Short exercise
Quote the records beneath, complete and exact. Leave out images.

Records for this exercise

start

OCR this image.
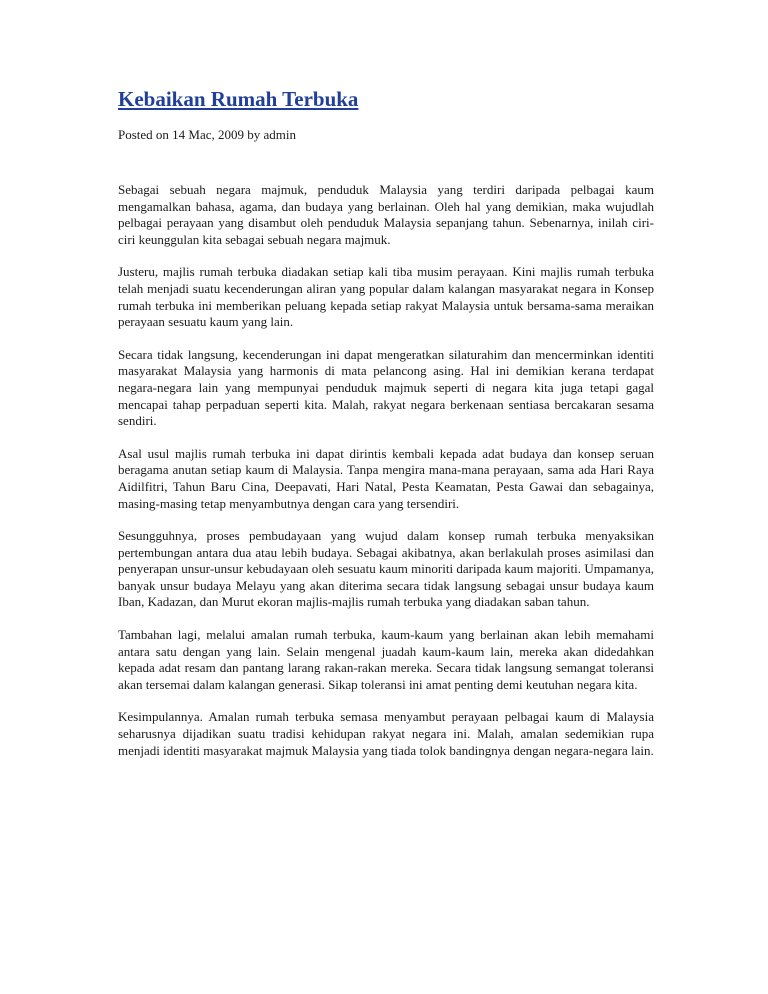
Kebaikan Rumah Terbuka
Posted on 14 Mac, 2009 by admin

Sebagai sebuah negara majmuk, penduduk Malaysia yang terdiri daripada pelbagai kaum mengamalkan bahasa, agama, dan budaya yang berlainan. Oleh hal yang demikian, maka wujudlah pelbagai perayaan yang disambut oleh penduduk Malaysia sepanjang tahun. Sebenarnya, inilah ciri-ciri keunggulan kita sebagai sebuah negara majmuk.

Justeru, majlis rumah terbuka diadakan setiap kali tiba musim perayaan. Kini majlis rumah terbuka telah menjadi suatu kecenderungan aliran yang popular dalam kalangan masyarakat negara in Konsep rumah terbuka ini memberikan peluang kepada setiap rakyat Malaysia untuk bersama-sama meraikan perayaan sesuatu kaum yang lain.

Secara tidak langsung, kecenderungan ini dapat mengeratkan silaturahim dan mencerminkan identiti masyarakat Malaysia yang harmonis di mata pelancong asing. Hal ini demikian kerana terdapat negara-negara lain yang mempunyai penduduk majmuk seperti di negara kita juga tetapi gagal mencapai tahap perpaduan seperti kita. Malah, rakyat negara berkenaan sentiasa bercakaran sesama sendiri.

Asal usul majlis rumah terbuka ini dapat dirintis kembali kepada adat budaya dan konsep seruan beragama anutan setiap kaum di Malaysia. Tanpa mengira mana-mana perayaan, sama ada Hari Raya Aidilfitri, Tahun Baru Cina, Deepavati, Hari Natal, Pesta Keamatan, Pesta Gawai dan sebagainya, masing-masing tetap menyambutnya dengan cara yang tersendiri.

Sesungguhnya, proses pembudayaan yang wujud dalam konsep rumah terbuka menyaksikan pertembungan antara dua atau lebih budaya. Sebagai akibatnya, akan berlakulah proses asimilasi dan penyerapan unsur-unsur kebudayaan oleh sesuatu kaum minoriti daripada kaum majoriti. Umpamanya, banyak unsur budaya Melayu yang akan diterima secara tidak langsung sebagai unsur budaya kaum Iban, Kadazan, dan Murut ekoran majlis-majlis rumah terbuka yang diadakan saban tahun.

Tambahan lagi, melalui amalan rumah terbuka, kaum-kaum yang berlainan akan lebih memahami antara satu dengan yang lain. Selain mengenal juadah kaum-kaum lain, mereka akan didedahkan kepada adat resam dan pantang larang rakan-rakan mereka. Secara tidak langsung semangat toleransi akan tersemai dalam kalangan generasi. Sikap toleransi ini amat penting demi keutuhan negara kita.

Kesimpulannya. Amalan rumah terbuka semasa menyambut perayaan pelbagai kaum di Malaysia seharusnya dijadikan suatu tradisi kehidupan rakyat negara ini. Malah, amalan sedemikian rupa menjadi identiti masyarakat majmuk Malaysia yang tiada tolok bandingnya dengan negara-negara lain.
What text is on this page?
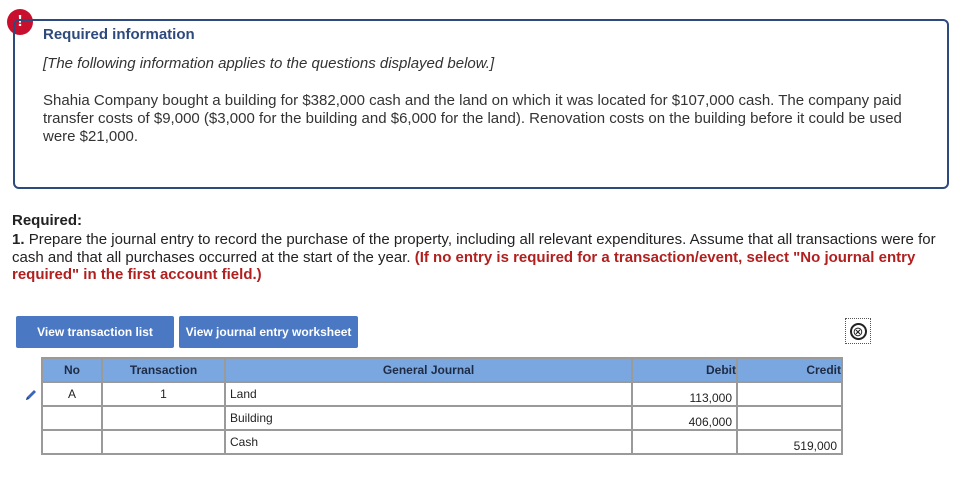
!
Required information
[The following information applies to the questions displayed below.]
Shahia Company bought a building for $382,000 cash and the land on which it was located for $107,000 cash. The company paid transfer costs of $9,000 ($3,000 for the building and $6,000 for the land). Renovation costs on the building before it could be used were $21,000.
Required:
1. Prepare the journal entry to record the purchase of the property, including all relevant expenditures. Assume that all transactions were for cash and that all purchases occurred at the start of the year. (If no entry is required for a transaction/event, select "No journal entry required" in the first account field.)
View transaction list	View journal entry worksheet	⊗
No	Transaction	General Journal	Debit	Credit
A	1	Land	113,000	
		Building	406,000	
		Cash		519,000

end

Response
OCR this image.
Kebaikan Rumah Terbuka
Posted on 14 Mac, 2009 by admin

Sebagai sebuah negara majmuk, penduduk Malaysia yang terdiri daripada pelbagai kaum mengamalkan bahasa, agama, dan budaya yang berlainan. Oleh hal yang demikian, maka wujudlah pelbagai perayaan yang disambut oleh penduduk Malaysia sepanjang tahun. Sebenarnya, inilah ciri-ciri keunggulan kita sebagai sebuah negara majmuk.

Justeru, majlis rumah terbuka diadakan setiap kali tiba musim perayaan. Kini majlis rumah terbuka telah menjadi suatu kecenderungan aliran yang popular dalam kalangan masyarakat negara in Konsep rumah terbuka ini memberikan peluang kepada setiap rakyat Malaysia untuk bersama-sama meraikan perayaan sesuatu kaum yang lain.

Secara tidak langsung, kecenderungan ini dapat mengeratkan silaturahim dan mencerminkan identiti masyarakat Malaysia yang harmonis di mata pelancong asing. Hal ini demikian kerana terdapat negara-negara lain yang mempunyai penduduk majmuk seperti di negara kita juga tetapi gagal mencapai tahap perpaduan seperti kita. Malah, rakyat negara berkenaan sentiasa bercakaran sesama sendiri.

Asal usul majlis rumah terbuka ini dapat dirintis kembali kepada adat budaya dan konsep seruan beragama anutan setiap kaum di Malaysia. Tanpa mengira mana-mana perayaan, sama ada Hari Raya Aidilfitri, Tahun Baru Cina, Deepavati, Hari Natal, Pesta Keamatan, Pesta Gawai dan sebagainya, masing-masing tetap menyambutnya dengan cara yang tersendiri.

Sesungguhnya, proses pembudayaan yang wujud dalam konsep rumah terbuka menyaksikan pertembungan antara dua atau lebih budaya. Sebagai akibatnya, akan berlakulah proses asimilasi dan penyerapan unsur-unsur kebudayaan oleh sesuatu kaum minoriti daripada kaum majoriti. Umpamanya, banyak unsur budaya Melayu yang akan diterima secara tidak langsung sebagai unsur budaya kaum Iban, Kadazan, dan Murut ekoran majlis-majlis rumah terbuka yang diadakan saban tahun.

Tambahan lagi, melalui amalan rumah terbuka, kaum-kaum yang berlainan akan lebih memahami antara satu dengan yang lain. Selain mengenal juadah kaum-kaum lain, mereka akan didedahkan kepada adat resam dan pantang larang rakan-rakan mereka. Secara tidak langsung semangat toleransi akan tersemai dalam kalangan generasi. Sikap toleransi ini amat penting demi keutuhan negara kita.

Kesimpulannya. Amalan rumah terbuka semasa menyambut perayaan pelbagai kaum di Malaysia seharusnya dijadikan suatu tradisi kehidupan rakyat negara ini. Malah, amalan sedemikian rupa menjadi identiti masyarakat majmuk Malaysia yang tiada tolok bandingnya dengan negara-negara lain.
What text is on this page?
!
Required information
[The following information applies to the questions displayed below.]
Shahia Company bought a building for $382,000 cash and the land on which it was located for $107,000 cash. The company paid transfer costs of $9,000 ($3,000 for the building and $6,000 for the land). Renovation costs on the building before it could be used were $21,000.
Required:
1. Prepare the journal entry to record the purchase of the property, including all relevant expenditures. Assume that all transactions were for cash and that all purchases occurred at the start of the year. (If no entry is required for a transaction/event, select "No journal entry required" in the first account field.)
View transaction list	View journal entry worksheet	⊗
No	Transaction	General Journal	Debit	Credit
A	1	Land	113,000	
		Building	406,000	
		Cash		519,000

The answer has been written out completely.